GOAL 1: Repeat verbatim the portion of the goal-setting post that begins at the words "But as I plan" and stops after "on goal setting.".
GOAL 2: In the goal-setting post, what does knowing why you want to accomplish your goals provide?

SELECTED EXCERPT:
......
Sunday, November 27th, 2011

I’m writing this on Friday, the day after Thanksgiving. I have the day off from my 9 to 5 job, and I want to be productive today, as I did nothing yesterday, except clean, cook, eat and relax with family and friends. Tomorrow I will go out early and get some landscape photography done, so today is marketing day. No, I’m not going shopping; I have to work on marketing my soon to be printed book.

But as I plan to get started, I find I don’t have the energy, so I drive out to the local co-op and get a cup of coffee. I am in drastic need of motivation. As I drive back, it hits me, I need to look at the document I prepared while I was listening to the Tony Robbins recording on goal setting.

Robbins states on the recording that it’s wonderful to have goals, because without goals you won’t accomplish much.  Goals by themselves, however, are not enough.  You need to know why you want to accomplish these goals. The why provides the emotion. And it’s the emotion that gets us connected with the goals.  When we are connected with the goals they will motivate us. Absent the connection, there is a degree of separation between us and the goals, and they won’t have a motivating impact.
......
DATASET:
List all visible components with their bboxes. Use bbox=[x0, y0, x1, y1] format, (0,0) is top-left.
......
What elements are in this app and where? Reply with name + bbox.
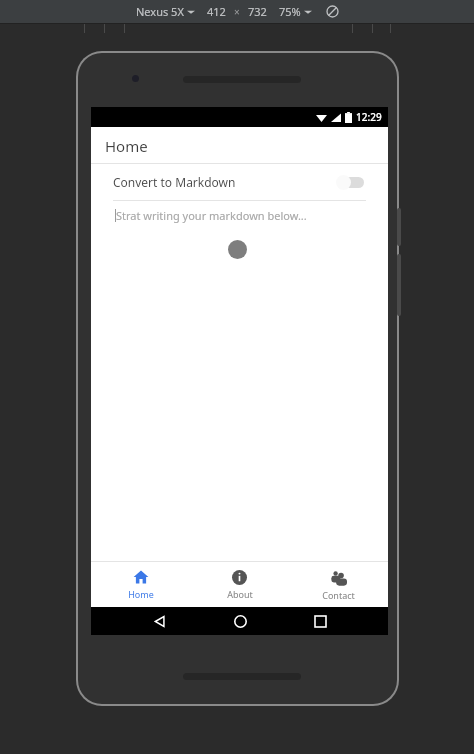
......
WORKED SOLUTION 1:
But as I plan to get started, I find I don’t have the energy, so I drive out to the local co-op and get a cup of coffee. I am in drastic need of motivation. As I drive back, it hits me, I need to look at the document I prepared while I was listening to the Tony Robbins recording on goal setting.

WORKED SOLUTION 2: It provides the emotion.